# THE REQUEST
Transcribe all of the records precisely as they are presented.

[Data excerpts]
----------
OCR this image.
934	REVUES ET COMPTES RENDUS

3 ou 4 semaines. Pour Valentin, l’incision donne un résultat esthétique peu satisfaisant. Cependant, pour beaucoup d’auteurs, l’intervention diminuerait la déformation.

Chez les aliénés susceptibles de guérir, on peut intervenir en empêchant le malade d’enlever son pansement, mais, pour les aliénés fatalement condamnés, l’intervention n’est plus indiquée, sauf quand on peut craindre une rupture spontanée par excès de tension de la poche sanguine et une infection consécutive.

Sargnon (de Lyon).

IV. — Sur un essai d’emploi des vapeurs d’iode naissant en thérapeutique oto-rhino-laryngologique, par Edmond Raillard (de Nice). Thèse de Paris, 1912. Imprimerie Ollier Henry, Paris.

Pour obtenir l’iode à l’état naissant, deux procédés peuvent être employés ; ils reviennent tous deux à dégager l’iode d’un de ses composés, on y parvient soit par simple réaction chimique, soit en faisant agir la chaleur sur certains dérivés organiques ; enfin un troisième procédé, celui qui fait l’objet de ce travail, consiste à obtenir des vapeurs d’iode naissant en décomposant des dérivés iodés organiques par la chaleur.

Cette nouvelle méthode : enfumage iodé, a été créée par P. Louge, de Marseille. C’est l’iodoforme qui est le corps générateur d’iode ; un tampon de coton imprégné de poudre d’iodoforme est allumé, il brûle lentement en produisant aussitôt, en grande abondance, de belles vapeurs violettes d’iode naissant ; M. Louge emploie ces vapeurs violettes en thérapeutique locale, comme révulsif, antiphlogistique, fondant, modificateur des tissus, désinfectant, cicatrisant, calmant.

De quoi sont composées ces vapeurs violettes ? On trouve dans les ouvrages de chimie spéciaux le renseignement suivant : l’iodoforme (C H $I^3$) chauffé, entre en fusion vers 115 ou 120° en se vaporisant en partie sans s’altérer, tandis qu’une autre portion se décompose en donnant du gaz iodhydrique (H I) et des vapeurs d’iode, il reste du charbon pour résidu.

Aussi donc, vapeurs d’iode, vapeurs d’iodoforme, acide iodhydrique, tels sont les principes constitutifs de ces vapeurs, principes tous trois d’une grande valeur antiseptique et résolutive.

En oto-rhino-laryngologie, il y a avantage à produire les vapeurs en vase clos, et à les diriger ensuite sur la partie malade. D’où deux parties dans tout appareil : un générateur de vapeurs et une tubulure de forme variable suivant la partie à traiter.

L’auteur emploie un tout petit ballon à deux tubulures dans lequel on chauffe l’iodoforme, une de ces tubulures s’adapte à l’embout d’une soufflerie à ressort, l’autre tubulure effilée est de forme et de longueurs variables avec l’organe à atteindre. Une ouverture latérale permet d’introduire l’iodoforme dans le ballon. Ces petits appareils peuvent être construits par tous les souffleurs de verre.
----------
# EXERCISE ANSWER
OCR this image.
934	REVUES ET COMPTES RENDUS

3 ou 4 semaines. Pour Valentin, l’incision donne un résultat esthétique peu satisfaisant. Cependant, pour beaucoup d’auteurs, l’intervention diminuerait la déformation.

Chez les aliénés susceptibles de guérir, on peut intervenir en empêchant le malade d’enlever son pansement, mais, pour les aliénés fatalement condamnés, l’intervention n’est plus indiquée, sauf quand on peut craindre une rupture spontanée par excès de tension de la poche sanguine et une infection consécutive.

Sargnon (de Lyon).

IV. — Sur un essai d’emploi des vapeurs d’iode naissant en thérapeutique oto-rhino-laryngologique, par Edmond Raillard (de Nice). Thèse de Paris, 1912. Imprimerie Ollier Henry, Paris.

Pour obtenir l’iode à l’état naissant, deux procédés peuvent être employés ; ils reviennent tous deux à dégager l’iode d’un de ses composés, on y parvient soit par simple réaction chimique, soit en faisant agir la chaleur sur certains dérivés organiques ; enfin un troisième procédé, celui qui fait l’objet de ce travail, consiste à obtenir des vapeurs d’iode naissant en décomposant des dérivés iodés organiques par la chaleur.

Cette nouvelle méthode : enfumage iodé, a été créée par P. Louge, de Marseille. C’est l’iodoforme qui est le corps générateur d’iode ; un tampon de coton imprégné de poudre d’iodoforme est allumé, il brûle lentement en produisant aussitôt, en grande abondance, de belles vapeurs violettes d’iode naissant ; M. Louge emploie ces vapeurs violettes en thérapeutique locale, comme révulsif, antiphlogistique, fondant, modificateur des tissus, désinfectant, cicatrisant, calmant.

De quoi sont composées ces vapeurs violettes ? On trouve dans les ouvrages de chimie spéciaux le renseignement suivant : l’iodoforme (C H $I^3$) chauffé, entre en fusion vers 115 ou 120° en se vaporisant en partie sans s’altérer, tandis qu’une autre portion se décompose en donnant du gaz iodhydrique (H I) et des vapeurs d’iode, il reste du charbon pour résidu.

Aussi donc, vapeurs d’iode, vapeurs d’iodoforme, acide iodhydrique, tels sont les principes constitutifs de ces vapeurs, principes tous trois d’une grande valeur antiseptique et résolutive.

En oto-rhino-laryngologie, il y a avantage à produire les vapeurs en vase clos, et à les diriger ensuite sur la partie malade. D’où deux parties dans tout appareil : un générateur de vapeurs et une tubulure de forme variable suivant la partie à traiter.

L’auteur emploie un tout petit ballon à deux tubulures dans lequel on chauffe l’iodoforme, une de ces tubulures s’adapte à l’embout d’une soufflerie à ressort, l’autre tubulure effilée est de forme et de longueurs variables avec l’organe à atteindre. Une ouverture latérale permet d’introduire l’iodoforme dans le ballon. Ces petits appareils peuvent être construits par tous les souffleurs de verre.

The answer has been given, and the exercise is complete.